#### [Records to use]
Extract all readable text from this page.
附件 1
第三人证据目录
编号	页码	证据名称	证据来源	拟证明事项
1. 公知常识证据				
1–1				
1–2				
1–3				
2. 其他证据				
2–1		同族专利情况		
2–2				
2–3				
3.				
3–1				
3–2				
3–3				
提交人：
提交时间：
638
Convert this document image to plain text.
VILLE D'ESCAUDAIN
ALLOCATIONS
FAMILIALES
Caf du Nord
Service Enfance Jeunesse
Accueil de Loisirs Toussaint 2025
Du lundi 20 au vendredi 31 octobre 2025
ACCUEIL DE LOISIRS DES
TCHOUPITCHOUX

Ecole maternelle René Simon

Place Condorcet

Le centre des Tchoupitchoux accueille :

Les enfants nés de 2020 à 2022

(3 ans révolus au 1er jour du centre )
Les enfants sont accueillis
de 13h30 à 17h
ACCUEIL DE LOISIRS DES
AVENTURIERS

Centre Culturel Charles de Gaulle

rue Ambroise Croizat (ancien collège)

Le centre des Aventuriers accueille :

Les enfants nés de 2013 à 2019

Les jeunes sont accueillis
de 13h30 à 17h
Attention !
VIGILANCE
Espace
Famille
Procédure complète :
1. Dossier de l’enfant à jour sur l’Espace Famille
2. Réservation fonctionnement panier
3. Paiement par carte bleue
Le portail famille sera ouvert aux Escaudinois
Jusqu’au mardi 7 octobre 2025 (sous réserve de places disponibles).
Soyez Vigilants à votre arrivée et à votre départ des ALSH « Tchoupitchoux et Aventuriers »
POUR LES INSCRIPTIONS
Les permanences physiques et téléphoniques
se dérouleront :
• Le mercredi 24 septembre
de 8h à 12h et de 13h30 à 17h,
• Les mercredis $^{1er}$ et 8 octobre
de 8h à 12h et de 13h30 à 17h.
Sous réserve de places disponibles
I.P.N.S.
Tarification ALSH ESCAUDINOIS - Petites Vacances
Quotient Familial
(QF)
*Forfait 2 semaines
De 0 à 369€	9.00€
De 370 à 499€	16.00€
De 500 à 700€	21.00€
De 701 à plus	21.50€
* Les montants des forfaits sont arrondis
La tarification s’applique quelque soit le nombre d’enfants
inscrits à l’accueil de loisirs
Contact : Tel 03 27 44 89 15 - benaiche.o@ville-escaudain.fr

#### [Aim]
The records above are to be repeated exactly, in their entirety.

#### [Written answer]
Extract all readable text from this page.
附件 1
第三人证据目录
编号	页码	证据名称	证据来源	拟证明事项
1. 公知常识证据				
1–1				
1–2				
1–3				
2. 其他证据				
2–1		同族专利情况		
2–2				
2–3				
3.				
3–1				
3–2				
3–3				
提交人：
提交时间：
638
Convert this document image to plain text.
VILLE D'ESCAUDAIN
ALLOCATIONS
FAMILIALES
Caf du Nord
Service Enfance Jeunesse
Accueil de Loisirs Toussaint 2025
Du lundi 20 au vendredi 31 octobre 2025
ACCUEIL DE LOISIRS DES
TCHOUPITCHOUX

Ecole maternelle René Simon

Place Condorcet

Le centre des Tchoupitchoux accueille :

Les enfants nés de 2020 à 2022

(3 ans révolus au 1er jour du centre )
Les enfants sont accueillis
de 13h30 à 17h
ACCUEIL DE LOISIRS DES
AVENTURIERS

Centre Culturel Charles de Gaulle

rue Ambroise Croizat (ancien collège)

Le centre des Aventuriers accueille :

Les enfants nés de 2013 à 2019

Les jeunes sont accueillis
de 13h30 à 17h
Attention !
VIGILANCE
Espace
Famille
Procédure complète :
1. Dossier de l’enfant à jour sur l’Espace Famille
2. Réservation fonctionnement panier
3. Paiement par carte bleue
Le portail famille sera ouvert aux Escaudinois
Jusqu’au mardi 7 octobre 2025 (sous réserve de places disponibles).
Soyez Vigilants à votre arrivée et à votre départ des ALSH « Tchoupitchoux et Aventuriers »
POUR LES INSCRIPTIONS
Les permanences physiques et téléphoniques
se dérouleront :
• Le mercredi 24 septembre
de 8h à 12h et de 13h30 à 17h,
• Les mercredis $^{1er}$ et 8 octobre
de 8h à 12h et de 13h30 à 17h.
Sous réserve de places disponibles
I.P.N.S.
Tarification ALSH ESCAUDINOIS - Petites Vacances
Quotient Familial
(QF)
*Forfait 2 semaines
De 0 à 369€	9.00€
De 370 à 499€	16.00€
De 500 à 700€	21.00€
De 701 à plus	21.50€
* Les montants des forfaits sont arrondis
La tarification s’applique quelque soit le nombre d’enfants
inscrits à l’accueil de loisirs
Contact : Tel 03 27 44 89 15 - benaiche.o@ville-escaudain.fr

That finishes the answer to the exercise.